** begin **

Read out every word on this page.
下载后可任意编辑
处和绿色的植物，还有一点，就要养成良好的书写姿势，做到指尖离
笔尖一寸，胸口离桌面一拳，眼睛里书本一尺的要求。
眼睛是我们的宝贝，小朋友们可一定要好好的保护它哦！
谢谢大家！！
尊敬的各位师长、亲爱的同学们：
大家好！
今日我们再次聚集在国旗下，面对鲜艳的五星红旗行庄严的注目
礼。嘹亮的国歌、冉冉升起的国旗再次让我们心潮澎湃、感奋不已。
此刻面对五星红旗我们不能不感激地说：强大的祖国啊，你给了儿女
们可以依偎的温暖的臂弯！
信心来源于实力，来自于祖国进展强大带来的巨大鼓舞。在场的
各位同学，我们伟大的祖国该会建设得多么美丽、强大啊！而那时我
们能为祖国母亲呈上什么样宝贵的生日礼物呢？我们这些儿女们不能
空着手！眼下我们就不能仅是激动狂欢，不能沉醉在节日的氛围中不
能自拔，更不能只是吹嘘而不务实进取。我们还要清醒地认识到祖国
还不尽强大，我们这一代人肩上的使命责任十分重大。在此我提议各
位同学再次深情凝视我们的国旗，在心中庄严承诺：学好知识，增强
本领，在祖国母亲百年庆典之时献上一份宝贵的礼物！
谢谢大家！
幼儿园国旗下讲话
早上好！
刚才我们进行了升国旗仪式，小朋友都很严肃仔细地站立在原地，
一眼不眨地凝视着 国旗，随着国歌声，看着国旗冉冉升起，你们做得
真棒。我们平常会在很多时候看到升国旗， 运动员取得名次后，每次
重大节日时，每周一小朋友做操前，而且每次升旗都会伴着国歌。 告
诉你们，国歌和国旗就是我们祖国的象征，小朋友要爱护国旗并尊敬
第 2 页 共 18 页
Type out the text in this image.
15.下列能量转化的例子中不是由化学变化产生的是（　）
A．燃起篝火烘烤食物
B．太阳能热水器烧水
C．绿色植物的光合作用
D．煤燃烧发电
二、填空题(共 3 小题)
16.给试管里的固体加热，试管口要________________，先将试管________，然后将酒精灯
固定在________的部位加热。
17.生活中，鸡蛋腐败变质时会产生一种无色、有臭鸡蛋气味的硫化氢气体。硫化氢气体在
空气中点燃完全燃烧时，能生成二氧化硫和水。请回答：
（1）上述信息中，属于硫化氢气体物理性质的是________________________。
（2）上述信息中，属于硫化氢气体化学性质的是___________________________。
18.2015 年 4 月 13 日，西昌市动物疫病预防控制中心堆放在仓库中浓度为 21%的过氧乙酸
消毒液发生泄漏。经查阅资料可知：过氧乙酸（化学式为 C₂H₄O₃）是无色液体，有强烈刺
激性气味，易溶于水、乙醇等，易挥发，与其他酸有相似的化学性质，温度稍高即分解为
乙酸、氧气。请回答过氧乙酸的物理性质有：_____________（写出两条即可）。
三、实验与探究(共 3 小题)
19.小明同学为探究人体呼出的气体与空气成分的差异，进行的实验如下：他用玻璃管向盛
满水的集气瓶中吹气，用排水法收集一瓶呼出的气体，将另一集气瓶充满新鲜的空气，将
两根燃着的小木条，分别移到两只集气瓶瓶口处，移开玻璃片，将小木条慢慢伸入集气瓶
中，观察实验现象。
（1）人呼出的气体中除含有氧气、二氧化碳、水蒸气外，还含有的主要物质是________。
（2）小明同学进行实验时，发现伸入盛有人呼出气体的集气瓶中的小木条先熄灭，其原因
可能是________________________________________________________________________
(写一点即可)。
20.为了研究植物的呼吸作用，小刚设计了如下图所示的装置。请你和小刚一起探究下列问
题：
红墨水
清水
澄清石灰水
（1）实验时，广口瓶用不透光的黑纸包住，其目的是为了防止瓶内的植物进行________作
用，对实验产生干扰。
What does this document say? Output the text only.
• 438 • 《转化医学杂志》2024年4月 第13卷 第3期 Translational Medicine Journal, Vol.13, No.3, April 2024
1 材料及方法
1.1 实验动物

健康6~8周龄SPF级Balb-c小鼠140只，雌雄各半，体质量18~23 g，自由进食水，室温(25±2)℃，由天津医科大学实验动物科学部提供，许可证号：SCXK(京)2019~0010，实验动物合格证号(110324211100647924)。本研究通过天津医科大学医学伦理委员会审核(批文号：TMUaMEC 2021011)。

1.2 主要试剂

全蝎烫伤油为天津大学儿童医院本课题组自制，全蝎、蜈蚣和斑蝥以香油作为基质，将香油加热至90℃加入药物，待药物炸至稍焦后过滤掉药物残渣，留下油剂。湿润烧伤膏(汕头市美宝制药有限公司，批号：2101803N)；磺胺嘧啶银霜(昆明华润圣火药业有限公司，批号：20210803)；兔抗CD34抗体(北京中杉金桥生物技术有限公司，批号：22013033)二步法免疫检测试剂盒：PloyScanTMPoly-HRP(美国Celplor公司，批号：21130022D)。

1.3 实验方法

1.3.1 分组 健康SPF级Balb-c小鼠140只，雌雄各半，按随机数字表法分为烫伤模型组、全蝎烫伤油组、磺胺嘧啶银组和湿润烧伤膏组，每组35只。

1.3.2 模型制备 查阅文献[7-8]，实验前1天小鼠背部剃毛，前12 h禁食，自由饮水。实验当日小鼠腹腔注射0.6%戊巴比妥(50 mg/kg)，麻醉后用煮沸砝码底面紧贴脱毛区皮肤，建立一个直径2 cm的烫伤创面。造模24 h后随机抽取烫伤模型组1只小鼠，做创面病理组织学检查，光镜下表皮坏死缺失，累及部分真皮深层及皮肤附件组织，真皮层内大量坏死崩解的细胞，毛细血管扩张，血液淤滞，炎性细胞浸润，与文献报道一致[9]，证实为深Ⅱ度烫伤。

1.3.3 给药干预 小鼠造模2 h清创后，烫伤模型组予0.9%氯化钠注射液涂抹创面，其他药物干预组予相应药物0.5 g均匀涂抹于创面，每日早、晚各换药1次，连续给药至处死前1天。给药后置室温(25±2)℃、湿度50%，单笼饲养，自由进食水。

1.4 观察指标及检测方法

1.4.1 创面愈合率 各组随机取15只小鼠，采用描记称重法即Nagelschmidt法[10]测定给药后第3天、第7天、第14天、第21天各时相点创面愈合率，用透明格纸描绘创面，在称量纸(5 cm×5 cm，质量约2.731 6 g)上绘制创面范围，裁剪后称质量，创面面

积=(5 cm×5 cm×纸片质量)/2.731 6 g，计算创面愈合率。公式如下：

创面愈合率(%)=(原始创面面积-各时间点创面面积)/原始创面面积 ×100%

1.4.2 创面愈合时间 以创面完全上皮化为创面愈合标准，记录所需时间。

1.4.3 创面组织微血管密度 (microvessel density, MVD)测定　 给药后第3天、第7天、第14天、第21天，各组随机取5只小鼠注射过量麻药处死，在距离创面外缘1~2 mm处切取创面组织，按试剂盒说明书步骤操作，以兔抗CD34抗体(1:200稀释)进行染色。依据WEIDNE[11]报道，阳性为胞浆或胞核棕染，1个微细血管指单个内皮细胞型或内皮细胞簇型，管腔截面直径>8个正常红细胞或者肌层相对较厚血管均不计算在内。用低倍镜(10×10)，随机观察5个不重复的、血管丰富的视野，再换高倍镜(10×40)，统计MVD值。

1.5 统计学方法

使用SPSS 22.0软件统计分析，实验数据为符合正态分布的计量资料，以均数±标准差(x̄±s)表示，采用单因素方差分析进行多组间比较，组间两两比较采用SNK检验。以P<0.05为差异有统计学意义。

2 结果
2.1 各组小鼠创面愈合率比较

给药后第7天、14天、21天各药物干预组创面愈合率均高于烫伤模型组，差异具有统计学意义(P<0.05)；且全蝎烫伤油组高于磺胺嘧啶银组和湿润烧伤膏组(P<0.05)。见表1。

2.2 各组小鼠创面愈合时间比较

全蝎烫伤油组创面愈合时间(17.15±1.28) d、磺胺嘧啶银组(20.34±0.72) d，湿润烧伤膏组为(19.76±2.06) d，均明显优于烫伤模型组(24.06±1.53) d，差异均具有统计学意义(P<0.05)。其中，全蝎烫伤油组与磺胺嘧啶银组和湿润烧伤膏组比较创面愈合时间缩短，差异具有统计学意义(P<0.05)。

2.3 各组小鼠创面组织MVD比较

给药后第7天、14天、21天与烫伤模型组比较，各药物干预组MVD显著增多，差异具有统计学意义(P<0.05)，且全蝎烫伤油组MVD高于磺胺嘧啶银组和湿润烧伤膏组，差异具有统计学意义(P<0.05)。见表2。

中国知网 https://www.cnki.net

** end **

* _Task directions_
Which lines of the material contain the string "text"? List each of them.

* _Written response_
Type out the text in this image.
What does this document say? Output the text only.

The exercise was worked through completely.